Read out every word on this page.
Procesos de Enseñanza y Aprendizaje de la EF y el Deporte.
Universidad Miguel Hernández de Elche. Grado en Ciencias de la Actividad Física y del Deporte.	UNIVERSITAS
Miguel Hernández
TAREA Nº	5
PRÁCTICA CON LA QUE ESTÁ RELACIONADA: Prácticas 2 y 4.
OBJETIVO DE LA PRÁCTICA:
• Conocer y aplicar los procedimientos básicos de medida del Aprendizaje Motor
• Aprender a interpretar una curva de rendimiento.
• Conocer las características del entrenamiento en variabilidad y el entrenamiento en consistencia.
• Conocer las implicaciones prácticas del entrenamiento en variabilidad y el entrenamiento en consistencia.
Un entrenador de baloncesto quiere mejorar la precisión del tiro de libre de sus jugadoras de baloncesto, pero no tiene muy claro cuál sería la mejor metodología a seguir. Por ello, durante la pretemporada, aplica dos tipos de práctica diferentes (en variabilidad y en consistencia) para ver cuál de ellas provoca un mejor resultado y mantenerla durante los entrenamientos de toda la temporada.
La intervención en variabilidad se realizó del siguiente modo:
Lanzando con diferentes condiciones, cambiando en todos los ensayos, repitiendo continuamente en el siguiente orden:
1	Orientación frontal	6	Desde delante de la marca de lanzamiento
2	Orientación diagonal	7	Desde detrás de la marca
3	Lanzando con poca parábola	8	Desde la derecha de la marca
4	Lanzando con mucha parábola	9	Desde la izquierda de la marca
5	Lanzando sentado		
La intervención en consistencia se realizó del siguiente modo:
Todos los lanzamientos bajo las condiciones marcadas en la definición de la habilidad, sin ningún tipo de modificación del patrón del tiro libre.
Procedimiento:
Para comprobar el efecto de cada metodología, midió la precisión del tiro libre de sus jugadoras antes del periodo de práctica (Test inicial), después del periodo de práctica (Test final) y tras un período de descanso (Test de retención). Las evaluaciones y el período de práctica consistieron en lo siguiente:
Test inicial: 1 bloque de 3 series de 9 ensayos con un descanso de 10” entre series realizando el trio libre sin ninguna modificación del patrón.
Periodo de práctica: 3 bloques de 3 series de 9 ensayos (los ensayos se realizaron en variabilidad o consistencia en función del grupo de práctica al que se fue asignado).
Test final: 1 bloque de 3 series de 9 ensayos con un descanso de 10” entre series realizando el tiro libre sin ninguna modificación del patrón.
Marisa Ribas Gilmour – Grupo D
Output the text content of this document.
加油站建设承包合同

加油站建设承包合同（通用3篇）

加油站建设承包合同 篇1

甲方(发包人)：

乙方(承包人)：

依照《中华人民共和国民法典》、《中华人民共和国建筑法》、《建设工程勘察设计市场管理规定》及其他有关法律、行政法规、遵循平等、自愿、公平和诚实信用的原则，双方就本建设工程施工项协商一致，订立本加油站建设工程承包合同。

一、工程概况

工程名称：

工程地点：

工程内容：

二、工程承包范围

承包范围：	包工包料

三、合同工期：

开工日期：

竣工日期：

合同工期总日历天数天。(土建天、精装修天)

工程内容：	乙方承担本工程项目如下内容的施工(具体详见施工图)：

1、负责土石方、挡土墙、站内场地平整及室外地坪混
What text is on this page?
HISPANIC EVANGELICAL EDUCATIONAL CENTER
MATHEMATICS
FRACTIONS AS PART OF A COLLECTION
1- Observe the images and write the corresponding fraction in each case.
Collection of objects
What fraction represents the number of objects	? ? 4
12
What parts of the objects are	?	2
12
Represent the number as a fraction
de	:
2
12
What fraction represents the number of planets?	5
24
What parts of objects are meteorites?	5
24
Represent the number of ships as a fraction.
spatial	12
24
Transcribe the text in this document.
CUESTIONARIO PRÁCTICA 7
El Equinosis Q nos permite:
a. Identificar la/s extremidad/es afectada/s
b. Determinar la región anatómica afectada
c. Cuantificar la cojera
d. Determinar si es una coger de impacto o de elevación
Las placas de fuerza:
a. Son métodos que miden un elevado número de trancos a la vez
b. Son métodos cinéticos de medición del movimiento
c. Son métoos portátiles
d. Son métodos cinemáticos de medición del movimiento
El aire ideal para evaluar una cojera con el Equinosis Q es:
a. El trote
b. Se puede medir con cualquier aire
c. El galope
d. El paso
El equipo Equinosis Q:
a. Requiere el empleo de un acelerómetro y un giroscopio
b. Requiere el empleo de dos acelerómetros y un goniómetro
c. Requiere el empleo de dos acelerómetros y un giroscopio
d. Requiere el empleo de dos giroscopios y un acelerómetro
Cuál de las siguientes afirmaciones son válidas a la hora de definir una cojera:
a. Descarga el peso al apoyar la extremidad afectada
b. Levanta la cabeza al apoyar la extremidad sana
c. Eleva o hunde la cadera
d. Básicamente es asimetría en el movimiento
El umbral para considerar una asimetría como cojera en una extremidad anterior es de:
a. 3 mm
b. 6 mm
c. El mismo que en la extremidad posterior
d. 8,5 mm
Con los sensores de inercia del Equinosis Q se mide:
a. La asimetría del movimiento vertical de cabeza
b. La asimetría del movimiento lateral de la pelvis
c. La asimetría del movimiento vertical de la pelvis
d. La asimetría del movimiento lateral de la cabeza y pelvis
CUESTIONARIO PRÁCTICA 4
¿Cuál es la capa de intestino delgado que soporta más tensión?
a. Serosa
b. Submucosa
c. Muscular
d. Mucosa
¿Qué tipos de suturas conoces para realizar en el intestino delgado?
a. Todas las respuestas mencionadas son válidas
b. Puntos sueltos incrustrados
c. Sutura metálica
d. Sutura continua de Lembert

•••••

# What needs to be done
Your task is to output the full set of records exactly as presented.

# Solution for this problem
Read out every word on this page.
Procesos de Enseñanza y Aprendizaje de la EF y el Deporte.
Universidad Miguel Hernández de Elche. Grado en Ciencias de la Actividad Física y del Deporte.	UNIVERSITAS
Miguel Hernández
TAREA Nº	5
PRÁCTICA CON LA QUE ESTÁ RELACIONADA: Prácticas 2 y 4.
OBJETIVO DE LA PRÁCTICA:
• Conocer y aplicar los procedimientos básicos de medida del Aprendizaje Motor
• Aprender a interpretar una curva de rendimiento.
• Conocer las características del entrenamiento en variabilidad y el entrenamiento en consistencia.
• Conocer las implicaciones prácticas del entrenamiento en variabilidad y el entrenamiento en consistencia.
Un entrenador de baloncesto quiere mejorar la precisión del tiro de libre de sus jugadoras de baloncesto, pero no tiene muy claro cuál sería la mejor metodología a seguir. Por ello, durante la pretemporada, aplica dos tipos de práctica diferentes (en variabilidad y en consistencia) para ver cuál de ellas provoca un mejor resultado y mantenerla durante los entrenamientos de toda la temporada.
La intervención en variabilidad se realizó del siguiente modo:
Lanzando con diferentes condiciones, cambiando en todos los ensayos, repitiendo continuamente en el siguiente orden:
1	Orientación frontal	6	Desde delante de la marca de lanzamiento
2	Orientación diagonal	7	Desde detrás de la marca
3	Lanzando con poca parábola	8	Desde la derecha de la marca
4	Lanzando con mucha parábola	9	Desde la izquierda de la marca
5	Lanzando sentado		
La intervención en consistencia se realizó del siguiente modo:
Todos los lanzamientos bajo las condiciones marcadas en la definición de la habilidad, sin ningún tipo de modificación del patrón del tiro libre.
Procedimiento:
Para comprobar el efecto de cada metodología, midió la precisión del tiro libre de sus jugadoras antes del periodo de práctica (Test inicial), después del periodo de práctica (Test final) y tras un período de descanso (Test de retención). Las evaluaciones y el período de práctica consistieron en lo siguiente:
Test inicial: 1 bloque de 3 series de 9 ensayos con un descanso de 10” entre series realizando el trio libre sin ninguna modificación del patrón.
Periodo de práctica: 3 bloques de 3 series de 9 ensayos (los ensayos se realizaron en variabilidad o consistencia en función del grupo de práctica al que se fue asignado).
Test final: 1 bloque de 3 series de 9 ensayos con un descanso de 10” entre series realizando el tiro libre sin ninguna modificación del patrón.
Marisa Ribas Gilmour – Grupo D
Output the text content of this document.
加油站建设承包合同

加油站建设承包合同（通用3篇）

加油站建设承包合同 篇1

甲方(发包人)：

乙方(承包人)：

依照《中华人民共和国民法典》、《中华人民共和国建筑法》、《建设工程勘察设计市场管理规定》及其他有关法律、行政法规、遵循平等、自愿、公平和诚实信用的原则，双方就本建设工程施工项协商一致，订立本加油站建设工程承包合同。

一、工程概况

工程名称：

工程地点：

工程内容：

二、工程承包范围

承包范围：	包工包料

三、合同工期：

开工日期：

竣工日期：

合同工期总日历天数天。(土建天、精装修天)

工程内容：	乙方承担本工程项目如下内容的施工(具体详见施工图)：

1、负责土石方、挡土墙、站内场地平整及室外地坪混
What text is on this page?
HISPANIC EVANGELICAL EDUCATIONAL CENTER
MATHEMATICS
FRACTIONS AS PART OF A COLLECTION
1- Observe the images and write the corresponding fraction in each case.
Collection of objects
What fraction represents the number of objects	? ? 4
12
What parts of the objects are	?	2
12
Represent the number as a fraction
de	:
2
12
What fraction represents the number of planets?	5
24
What parts of objects are meteorites?	5
24
Represent the number of ships as a fraction.
spatial	12
24
Transcribe the text in this document.
CUESTIONARIO PRÁCTICA 7
El Equinosis Q nos permite:
a. Identificar la/s extremidad/es afectada/s
b. Determinar la región anatómica afectada
c. Cuantificar la cojera
d. Determinar si es una coger de impacto o de elevación
Las placas de fuerza:
a. Son métodos que miden un elevado número de trancos a la vez
b. Son métodos cinéticos de medición del movimiento
c. Son métoos portátiles
d. Son métodos cinemáticos de medición del movimiento
El aire ideal para evaluar una cojera con el Equinosis Q es:
a. El trote
b. Se puede medir con cualquier aire
c. El galope
d. El paso
El equipo Equinosis Q:
a. Requiere el empleo de un acelerómetro y un giroscopio
b. Requiere el empleo de dos acelerómetros y un goniómetro
c. Requiere el empleo de dos acelerómetros y un giroscopio
d. Requiere el empleo de dos giroscopios y un acelerómetro
Cuál de las siguientes afirmaciones son válidas a la hora de definir una cojera:
a. Descarga el peso al apoyar la extremidad afectada
b. Levanta la cabeza al apoyar la extremidad sana
c. Eleva o hunde la cadera
d. Básicamente es asimetría en el movimiento
El umbral para considerar una asimetría como cojera en una extremidad anterior es de:
a. 3 mm
b. 6 mm
c. El mismo que en la extremidad posterior
d. 8,5 mm
Con los sensores de inercia del Equinosis Q se mide:
a. La asimetría del movimiento vertical de cabeza
b. La asimetría del movimiento lateral de la pelvis
c. La asimetría del movimiento vertical de la pelvis
d. La asimetría del movimiento lateral de la cabeza y pelvis
CUESTIONARIO PRÁCTICA 4
¿Cuál es la capa de intestino delgado que soporta más tensión?
a. Serosa
b. Submucosa
c. Muscular
d. Mucosa
¿Qué tipos de suturas conoces para realizar en el intestino delgado?
a. Todas las respuestas mencionadas son válidas
b. Puntos sueltos incrustrados
c. Sutura metálica
d. Sutura continua de Lembert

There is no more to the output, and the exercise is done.